[Collected data]
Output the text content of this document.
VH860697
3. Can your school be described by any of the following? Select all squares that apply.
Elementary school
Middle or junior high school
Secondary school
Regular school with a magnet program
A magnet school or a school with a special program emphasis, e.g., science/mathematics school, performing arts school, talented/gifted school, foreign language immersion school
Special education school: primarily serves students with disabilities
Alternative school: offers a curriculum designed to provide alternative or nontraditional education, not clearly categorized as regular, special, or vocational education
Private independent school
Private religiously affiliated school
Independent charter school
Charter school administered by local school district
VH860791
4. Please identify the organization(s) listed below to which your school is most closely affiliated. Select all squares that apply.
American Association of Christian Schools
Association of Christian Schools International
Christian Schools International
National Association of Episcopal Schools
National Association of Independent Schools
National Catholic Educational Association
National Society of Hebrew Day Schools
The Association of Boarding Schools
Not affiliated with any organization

_Problem to work on_: Every entry needs to be retyped exactly.

_Result for this task_:
Output the text content of this document.
VH860697
3. Can your school be described by any of the following? Select all squares that apply.
Elementary school
Middle or junior high school
Secondary school
Regular school with a magnet program
A magnet school or a school with a special program emphasis, e.g., science/mathematics school, performing arts school, talented/gifted school, foreign language immersion school
Special education school: primarily serves students with disabilities
Alternative school: offers a curriculum designed to provide alternative or nontraditional education, not clearly categorized as regular, special, or vocational education
Private independent school
Private religiously affiliated school
Independent charter school
Charter school administered by local school district
VH860791
4. Please identify the organization(s) listed below to which your school is most closely affiliated. Select all squares that apply.
American Association of Christian Schools
Association of Christian Schools International
Christian Schools International
National Association of Episcopal Schools
National Association of Independent Schools
National Catholic Educational Association
National Society of Hebrew Day Schools
The Association of Boarding Schools
Not affiliated with any organization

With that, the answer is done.